Stated goal:
Repeat exactly the lines from the one containing "Give me the" through the last line of the records below, both included, and nothing else.

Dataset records
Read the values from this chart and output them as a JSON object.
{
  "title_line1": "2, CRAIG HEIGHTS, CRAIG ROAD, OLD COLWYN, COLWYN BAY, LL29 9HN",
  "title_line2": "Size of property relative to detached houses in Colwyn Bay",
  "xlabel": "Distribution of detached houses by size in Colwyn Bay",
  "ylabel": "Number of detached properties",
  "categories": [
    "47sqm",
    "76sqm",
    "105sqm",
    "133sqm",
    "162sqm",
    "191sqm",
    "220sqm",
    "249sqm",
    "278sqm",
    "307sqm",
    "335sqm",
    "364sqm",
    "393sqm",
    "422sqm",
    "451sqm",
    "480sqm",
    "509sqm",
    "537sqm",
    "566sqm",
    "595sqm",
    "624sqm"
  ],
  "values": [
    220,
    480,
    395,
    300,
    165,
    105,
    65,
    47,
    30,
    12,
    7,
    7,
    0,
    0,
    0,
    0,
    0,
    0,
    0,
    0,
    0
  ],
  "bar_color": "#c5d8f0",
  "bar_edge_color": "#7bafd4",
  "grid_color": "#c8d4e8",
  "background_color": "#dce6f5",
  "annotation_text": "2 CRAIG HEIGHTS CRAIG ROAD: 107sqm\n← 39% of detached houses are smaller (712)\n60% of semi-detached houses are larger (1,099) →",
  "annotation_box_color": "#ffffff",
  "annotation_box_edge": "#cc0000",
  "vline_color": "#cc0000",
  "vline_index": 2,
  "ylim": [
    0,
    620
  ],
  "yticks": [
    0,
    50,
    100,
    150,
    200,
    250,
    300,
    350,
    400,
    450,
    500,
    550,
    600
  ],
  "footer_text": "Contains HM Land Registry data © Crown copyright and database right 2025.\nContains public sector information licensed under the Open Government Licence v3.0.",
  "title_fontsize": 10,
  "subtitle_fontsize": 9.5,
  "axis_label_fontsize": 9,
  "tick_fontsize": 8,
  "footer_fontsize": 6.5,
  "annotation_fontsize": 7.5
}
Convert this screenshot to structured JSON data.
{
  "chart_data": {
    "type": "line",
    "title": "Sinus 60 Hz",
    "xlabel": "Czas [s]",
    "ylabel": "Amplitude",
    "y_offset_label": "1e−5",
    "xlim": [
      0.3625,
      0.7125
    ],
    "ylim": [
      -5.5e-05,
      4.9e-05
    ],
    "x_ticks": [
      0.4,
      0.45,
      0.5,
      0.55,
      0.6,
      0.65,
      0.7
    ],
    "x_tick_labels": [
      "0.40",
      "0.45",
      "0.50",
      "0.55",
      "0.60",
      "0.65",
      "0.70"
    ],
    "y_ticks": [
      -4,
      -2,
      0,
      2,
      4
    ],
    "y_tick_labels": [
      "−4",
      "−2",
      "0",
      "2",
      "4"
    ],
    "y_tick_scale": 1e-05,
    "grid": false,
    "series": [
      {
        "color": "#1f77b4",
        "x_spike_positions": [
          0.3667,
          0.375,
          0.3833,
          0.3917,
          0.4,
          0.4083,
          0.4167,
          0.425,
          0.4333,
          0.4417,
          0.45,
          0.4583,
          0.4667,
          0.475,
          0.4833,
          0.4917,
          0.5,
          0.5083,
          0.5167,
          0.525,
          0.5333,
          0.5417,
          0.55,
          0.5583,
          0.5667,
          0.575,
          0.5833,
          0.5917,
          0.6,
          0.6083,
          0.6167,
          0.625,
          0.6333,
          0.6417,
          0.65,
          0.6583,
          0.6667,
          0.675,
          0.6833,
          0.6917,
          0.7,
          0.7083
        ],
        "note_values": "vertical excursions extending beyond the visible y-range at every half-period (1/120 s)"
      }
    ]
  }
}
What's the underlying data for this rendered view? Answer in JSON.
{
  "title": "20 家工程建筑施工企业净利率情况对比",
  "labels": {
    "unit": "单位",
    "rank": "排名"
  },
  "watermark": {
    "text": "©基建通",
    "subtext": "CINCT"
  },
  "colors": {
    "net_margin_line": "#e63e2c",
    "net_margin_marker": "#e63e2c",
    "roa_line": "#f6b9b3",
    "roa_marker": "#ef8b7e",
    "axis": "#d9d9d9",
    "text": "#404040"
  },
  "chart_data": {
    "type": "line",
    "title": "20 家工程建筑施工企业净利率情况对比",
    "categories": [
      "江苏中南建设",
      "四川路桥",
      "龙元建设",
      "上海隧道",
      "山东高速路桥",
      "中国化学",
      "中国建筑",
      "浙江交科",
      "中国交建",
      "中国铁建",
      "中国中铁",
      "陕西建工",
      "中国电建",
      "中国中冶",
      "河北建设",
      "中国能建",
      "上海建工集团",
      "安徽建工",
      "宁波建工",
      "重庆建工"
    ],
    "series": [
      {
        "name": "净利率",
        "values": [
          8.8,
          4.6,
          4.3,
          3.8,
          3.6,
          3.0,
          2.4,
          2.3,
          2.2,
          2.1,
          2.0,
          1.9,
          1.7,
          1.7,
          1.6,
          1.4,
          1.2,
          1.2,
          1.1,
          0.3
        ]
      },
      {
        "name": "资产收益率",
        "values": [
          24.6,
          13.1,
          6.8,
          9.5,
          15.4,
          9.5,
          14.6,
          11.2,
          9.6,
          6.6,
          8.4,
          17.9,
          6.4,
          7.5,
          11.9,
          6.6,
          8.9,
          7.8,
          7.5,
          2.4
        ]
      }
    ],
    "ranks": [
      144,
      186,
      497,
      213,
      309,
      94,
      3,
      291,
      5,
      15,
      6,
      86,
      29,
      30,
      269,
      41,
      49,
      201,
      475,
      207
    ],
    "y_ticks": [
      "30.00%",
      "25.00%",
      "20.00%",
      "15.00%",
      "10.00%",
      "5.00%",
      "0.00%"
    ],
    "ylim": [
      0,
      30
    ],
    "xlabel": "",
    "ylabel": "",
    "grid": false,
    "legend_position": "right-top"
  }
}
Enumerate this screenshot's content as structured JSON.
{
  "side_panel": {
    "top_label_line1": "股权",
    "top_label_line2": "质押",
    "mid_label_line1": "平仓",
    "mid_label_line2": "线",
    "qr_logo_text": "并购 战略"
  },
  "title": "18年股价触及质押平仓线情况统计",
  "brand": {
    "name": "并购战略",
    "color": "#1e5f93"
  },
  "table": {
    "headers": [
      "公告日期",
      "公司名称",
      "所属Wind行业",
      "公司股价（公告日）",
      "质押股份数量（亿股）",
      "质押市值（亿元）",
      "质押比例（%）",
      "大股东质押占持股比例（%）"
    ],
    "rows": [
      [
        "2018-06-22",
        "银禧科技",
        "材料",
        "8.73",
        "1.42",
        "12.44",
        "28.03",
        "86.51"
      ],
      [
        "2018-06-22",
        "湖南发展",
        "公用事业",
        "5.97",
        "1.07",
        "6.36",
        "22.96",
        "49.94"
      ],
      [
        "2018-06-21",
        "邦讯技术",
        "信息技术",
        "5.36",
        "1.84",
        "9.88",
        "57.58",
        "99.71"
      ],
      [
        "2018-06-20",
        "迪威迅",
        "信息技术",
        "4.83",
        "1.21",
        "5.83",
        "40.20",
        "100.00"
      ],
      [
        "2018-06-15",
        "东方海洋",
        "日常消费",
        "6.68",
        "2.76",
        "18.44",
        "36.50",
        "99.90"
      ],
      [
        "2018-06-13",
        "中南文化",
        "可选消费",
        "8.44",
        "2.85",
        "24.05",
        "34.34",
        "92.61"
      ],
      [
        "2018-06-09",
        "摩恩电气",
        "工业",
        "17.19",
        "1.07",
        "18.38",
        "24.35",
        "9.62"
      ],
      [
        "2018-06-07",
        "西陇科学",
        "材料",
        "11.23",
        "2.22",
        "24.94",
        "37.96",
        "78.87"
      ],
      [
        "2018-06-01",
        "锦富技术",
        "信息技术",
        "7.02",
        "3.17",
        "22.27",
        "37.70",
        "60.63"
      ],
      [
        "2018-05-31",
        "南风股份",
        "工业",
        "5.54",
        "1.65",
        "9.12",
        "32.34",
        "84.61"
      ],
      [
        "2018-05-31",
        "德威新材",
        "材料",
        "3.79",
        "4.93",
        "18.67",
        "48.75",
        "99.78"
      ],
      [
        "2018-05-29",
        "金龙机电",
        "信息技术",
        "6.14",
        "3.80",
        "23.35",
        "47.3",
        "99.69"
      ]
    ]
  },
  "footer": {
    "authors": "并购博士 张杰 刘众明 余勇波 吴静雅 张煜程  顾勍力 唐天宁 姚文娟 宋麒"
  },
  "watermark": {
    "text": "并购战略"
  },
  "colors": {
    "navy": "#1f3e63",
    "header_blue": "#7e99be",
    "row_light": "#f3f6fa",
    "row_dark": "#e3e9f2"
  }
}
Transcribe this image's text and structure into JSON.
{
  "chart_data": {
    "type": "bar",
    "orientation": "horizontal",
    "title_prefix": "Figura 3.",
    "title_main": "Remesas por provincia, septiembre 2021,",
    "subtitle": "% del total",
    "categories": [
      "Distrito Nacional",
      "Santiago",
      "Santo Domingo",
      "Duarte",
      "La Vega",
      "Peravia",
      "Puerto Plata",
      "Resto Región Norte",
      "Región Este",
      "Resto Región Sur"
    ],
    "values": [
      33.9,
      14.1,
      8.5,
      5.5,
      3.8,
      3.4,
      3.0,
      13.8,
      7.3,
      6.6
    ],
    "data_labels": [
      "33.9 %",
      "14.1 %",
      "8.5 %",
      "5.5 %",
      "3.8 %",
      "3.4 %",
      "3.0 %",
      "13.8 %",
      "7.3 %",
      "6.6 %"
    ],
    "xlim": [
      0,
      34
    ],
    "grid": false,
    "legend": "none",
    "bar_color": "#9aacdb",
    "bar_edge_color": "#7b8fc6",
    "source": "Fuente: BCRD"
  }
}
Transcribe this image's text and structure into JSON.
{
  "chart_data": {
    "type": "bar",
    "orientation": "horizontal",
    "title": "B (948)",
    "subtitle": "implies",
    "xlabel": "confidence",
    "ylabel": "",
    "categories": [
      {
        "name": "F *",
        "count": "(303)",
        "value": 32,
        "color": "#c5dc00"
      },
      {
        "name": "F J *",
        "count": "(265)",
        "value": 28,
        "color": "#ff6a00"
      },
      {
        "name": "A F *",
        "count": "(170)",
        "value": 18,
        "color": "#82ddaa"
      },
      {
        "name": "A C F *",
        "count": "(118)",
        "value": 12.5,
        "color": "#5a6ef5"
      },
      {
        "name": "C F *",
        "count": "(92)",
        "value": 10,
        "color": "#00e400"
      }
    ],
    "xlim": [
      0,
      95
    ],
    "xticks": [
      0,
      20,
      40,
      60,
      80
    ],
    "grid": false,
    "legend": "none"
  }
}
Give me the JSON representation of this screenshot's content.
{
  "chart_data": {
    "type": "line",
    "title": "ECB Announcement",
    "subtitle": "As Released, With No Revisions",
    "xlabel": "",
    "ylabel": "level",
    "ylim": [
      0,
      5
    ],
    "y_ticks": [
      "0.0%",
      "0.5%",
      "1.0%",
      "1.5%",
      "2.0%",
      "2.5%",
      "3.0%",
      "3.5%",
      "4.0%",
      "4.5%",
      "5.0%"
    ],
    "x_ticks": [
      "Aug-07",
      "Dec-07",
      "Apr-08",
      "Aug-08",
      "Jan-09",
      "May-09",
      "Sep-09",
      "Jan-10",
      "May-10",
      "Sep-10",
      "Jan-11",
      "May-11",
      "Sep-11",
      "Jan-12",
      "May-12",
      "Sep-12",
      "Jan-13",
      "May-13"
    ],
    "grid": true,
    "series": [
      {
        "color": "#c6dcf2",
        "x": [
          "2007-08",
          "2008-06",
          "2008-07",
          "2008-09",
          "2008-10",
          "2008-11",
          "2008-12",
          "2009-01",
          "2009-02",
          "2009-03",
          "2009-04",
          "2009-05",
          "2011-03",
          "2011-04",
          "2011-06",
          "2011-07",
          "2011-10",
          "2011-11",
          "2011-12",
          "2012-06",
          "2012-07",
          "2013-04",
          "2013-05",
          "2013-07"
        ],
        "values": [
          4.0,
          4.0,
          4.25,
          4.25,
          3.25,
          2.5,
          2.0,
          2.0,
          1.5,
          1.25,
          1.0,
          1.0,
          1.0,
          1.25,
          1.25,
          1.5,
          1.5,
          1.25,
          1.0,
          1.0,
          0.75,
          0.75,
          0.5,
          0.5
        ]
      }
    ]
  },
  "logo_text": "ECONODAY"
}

Solution below:
Give me the JSON representation of this screenshot's content.
{
  "chart_data": {
    "type": "line",
    "title": "ECB Announcement",
    "subtitle": "As Released, With No Revisions",
    "xlabel": "",
    "ylabel": "level",
    "ylim": [
      0,
      5
    ],
    "y_ticks": [
      "0.0%",
      "0.5%",
      "1.0%",
      "1.5%",
      "2.0%",
      "2.5%",
      "3.0%",
      "3.5%",
      "4.0%",
      "4.5%",
      "5.0%"
    ],
    "x_ticks": [
      "Aug-07",
      "Dec-07",
      "Apr-08",
      "Aug-08",
      "Jan-09",
      "May-09",
      "Sep-09",
      "Jan-10",
      "May-10",
      "Sep-10",
      "Jan-11",
      "May-11",
      "Sep-11",
      "Jan-12",
      "May-12",
      "Sep-12",
      "Jan-13",
      "May-13"
    ],
    "grid": true,
    "series": [
      {
        "color": "#c6dcf2",
        "x": [
          "2007-08",
          "2008-06",
          "2008-07",
          "2008-09",
          "2008-10",
          "2008-11",
          "2008-12",
          "2009-01",
          "2009-02",
          "2009-03",
          "2009-04",
          "2009-05",
          "2011-03",
          "2011-04",
          "2011-06",
          "2011-07",
          "2011-10",
          "2011-11",
          "2011-12",
          "2012-06",
          "2012-07",
          "2013-04",
          "2013-05",
          "2013-07"
        ],
        "values": [
          4.0,
          4.0,
          4.25,
          4.25,
          3.25,
          2.5,
          2.0,
          2.0,
          1.5,
          1.25,
          1.0,
          1.0,
          1.0,
          1.25,
          1.25,
          1.5,
          1.5,
          1.25,
          1.0,
          1.0,
          0.75,
          0.75,
          0.5,
          0.5
        ]
      }
    ]
  },
  "logo_text": "ECONODAY"
}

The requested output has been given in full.